* _RECORDS FOR THE EXERCISE_
-=-=-
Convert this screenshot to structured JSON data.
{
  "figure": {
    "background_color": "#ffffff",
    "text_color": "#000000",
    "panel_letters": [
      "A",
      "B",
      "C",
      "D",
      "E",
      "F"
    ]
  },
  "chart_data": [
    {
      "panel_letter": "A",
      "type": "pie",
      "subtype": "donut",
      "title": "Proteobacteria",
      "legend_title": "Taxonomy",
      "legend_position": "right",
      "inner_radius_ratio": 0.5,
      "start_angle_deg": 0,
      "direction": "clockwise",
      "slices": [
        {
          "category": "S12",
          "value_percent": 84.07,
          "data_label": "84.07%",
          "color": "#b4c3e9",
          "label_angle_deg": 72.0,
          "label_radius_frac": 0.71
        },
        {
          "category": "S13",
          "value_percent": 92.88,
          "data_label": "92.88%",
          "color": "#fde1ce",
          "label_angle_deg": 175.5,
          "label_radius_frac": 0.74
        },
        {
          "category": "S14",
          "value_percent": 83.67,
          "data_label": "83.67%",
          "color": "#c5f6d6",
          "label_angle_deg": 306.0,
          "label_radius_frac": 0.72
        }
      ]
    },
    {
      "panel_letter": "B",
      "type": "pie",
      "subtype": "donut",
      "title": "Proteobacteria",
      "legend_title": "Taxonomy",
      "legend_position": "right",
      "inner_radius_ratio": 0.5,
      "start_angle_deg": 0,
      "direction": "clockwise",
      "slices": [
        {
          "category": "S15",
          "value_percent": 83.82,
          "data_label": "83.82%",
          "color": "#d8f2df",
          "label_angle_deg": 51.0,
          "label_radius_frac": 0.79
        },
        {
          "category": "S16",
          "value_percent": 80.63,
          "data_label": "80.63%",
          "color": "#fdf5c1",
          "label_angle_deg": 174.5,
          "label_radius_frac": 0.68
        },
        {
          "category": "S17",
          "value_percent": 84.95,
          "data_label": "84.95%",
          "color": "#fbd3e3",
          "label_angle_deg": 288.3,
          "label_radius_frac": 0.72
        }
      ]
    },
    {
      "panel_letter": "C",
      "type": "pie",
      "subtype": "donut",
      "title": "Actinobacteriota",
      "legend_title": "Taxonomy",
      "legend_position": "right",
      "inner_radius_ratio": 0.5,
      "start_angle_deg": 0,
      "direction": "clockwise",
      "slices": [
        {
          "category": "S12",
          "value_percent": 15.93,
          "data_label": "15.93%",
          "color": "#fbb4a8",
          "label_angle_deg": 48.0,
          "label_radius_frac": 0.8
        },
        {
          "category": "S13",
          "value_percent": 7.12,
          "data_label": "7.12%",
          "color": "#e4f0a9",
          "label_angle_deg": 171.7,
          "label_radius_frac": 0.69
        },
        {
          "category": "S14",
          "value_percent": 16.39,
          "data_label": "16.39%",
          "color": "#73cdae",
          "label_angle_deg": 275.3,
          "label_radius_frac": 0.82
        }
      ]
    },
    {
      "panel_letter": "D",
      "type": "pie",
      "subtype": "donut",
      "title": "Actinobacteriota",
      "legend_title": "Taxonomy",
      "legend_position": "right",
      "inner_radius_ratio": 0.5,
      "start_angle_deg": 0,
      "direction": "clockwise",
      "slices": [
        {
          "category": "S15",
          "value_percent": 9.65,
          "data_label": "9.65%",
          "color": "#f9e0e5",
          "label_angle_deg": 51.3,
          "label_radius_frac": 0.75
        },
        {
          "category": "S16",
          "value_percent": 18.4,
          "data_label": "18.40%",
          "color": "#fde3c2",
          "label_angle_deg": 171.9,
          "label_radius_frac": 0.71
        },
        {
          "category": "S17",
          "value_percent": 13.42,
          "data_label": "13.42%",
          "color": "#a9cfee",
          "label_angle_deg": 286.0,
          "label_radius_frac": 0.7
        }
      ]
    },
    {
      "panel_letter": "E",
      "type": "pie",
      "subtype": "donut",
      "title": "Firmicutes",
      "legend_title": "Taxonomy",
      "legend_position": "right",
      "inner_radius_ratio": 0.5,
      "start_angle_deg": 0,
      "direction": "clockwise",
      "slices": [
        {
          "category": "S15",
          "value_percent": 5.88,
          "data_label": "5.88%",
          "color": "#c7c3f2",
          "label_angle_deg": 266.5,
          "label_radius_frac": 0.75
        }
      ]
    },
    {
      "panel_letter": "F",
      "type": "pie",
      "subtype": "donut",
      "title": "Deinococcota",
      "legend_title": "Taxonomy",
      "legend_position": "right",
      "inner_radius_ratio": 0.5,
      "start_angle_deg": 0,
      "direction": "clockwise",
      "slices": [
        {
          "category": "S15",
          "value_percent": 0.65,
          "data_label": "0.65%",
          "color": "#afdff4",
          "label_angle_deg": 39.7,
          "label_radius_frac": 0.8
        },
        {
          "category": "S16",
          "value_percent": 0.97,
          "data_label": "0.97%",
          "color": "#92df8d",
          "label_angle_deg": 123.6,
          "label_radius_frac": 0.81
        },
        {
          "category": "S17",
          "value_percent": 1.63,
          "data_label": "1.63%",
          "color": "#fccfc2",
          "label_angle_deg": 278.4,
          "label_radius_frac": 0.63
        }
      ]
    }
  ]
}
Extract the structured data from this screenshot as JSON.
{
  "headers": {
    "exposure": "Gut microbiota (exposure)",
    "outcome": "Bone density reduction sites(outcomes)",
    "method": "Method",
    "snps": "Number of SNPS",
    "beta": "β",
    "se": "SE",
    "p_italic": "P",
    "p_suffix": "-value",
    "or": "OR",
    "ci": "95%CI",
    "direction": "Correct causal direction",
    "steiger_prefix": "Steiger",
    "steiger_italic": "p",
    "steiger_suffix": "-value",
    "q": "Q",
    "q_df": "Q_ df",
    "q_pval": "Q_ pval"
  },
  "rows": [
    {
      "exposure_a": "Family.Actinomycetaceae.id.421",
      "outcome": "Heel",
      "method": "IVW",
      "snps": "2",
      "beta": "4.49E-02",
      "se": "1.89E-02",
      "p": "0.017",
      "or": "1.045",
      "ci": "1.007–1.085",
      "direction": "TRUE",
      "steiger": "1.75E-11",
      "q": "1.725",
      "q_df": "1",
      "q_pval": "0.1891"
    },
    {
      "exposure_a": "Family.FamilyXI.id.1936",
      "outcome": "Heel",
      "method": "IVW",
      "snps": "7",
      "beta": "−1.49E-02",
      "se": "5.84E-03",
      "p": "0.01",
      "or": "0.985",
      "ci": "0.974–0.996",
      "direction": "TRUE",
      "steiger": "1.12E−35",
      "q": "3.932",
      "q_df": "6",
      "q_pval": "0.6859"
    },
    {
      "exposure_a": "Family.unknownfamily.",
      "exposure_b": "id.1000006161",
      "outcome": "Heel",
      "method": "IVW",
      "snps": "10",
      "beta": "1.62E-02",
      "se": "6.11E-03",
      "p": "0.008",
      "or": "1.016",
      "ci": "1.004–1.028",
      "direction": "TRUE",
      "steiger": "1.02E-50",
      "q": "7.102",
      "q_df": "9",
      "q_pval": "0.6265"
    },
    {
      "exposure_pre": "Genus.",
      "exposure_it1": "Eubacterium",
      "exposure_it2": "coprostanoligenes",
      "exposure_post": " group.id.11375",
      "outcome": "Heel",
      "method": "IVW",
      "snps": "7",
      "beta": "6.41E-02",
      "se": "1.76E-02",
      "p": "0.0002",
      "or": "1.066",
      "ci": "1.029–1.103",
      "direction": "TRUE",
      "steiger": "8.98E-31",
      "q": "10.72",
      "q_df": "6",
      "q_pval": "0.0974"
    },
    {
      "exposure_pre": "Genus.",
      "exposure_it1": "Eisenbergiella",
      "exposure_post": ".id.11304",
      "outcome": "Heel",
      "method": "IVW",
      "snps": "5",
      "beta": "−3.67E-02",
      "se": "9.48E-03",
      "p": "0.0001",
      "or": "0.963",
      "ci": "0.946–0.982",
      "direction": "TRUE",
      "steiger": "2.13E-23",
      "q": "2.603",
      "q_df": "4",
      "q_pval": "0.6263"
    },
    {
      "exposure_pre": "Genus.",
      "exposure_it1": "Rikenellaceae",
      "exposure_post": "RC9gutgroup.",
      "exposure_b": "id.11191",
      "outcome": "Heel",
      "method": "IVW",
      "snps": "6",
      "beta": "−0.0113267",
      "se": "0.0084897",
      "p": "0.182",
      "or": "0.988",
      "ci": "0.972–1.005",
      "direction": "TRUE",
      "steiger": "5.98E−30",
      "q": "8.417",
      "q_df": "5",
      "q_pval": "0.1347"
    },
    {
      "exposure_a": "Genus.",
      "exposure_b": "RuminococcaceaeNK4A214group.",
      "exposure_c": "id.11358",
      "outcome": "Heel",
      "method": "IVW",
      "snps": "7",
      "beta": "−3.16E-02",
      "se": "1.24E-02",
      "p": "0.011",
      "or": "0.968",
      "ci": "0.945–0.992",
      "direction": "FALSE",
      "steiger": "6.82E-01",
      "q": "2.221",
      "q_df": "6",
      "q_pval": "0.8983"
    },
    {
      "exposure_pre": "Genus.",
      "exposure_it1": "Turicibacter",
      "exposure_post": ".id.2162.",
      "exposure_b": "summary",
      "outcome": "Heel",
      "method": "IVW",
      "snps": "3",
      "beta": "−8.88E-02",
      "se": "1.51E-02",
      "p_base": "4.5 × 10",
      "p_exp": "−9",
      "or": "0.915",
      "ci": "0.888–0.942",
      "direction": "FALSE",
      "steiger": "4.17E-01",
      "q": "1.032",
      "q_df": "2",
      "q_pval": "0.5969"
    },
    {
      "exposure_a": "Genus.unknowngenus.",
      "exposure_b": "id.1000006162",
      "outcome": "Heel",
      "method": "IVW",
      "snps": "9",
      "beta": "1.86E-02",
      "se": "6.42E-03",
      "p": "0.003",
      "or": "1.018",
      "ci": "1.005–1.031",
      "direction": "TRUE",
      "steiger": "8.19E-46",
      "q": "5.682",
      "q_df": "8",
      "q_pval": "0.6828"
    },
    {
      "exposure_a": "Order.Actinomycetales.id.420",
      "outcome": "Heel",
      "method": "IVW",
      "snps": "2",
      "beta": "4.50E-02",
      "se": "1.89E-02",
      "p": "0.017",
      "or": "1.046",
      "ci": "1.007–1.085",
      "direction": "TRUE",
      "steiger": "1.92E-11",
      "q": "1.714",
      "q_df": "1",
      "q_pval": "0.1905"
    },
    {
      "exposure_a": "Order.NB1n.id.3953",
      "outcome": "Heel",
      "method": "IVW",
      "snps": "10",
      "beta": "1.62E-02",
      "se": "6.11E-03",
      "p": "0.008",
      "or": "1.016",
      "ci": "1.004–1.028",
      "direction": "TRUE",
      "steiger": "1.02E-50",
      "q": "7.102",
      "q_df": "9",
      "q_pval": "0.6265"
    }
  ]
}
-=-=-
* _TASK ITEM_
Out of the material above, gather each line where "Order" appears.

* _REPLY TO THE TASK_
      "exposure_a": "Order.Actinomycetales.id.420",
      "exposure_a": "Order.NB1n.id.3953",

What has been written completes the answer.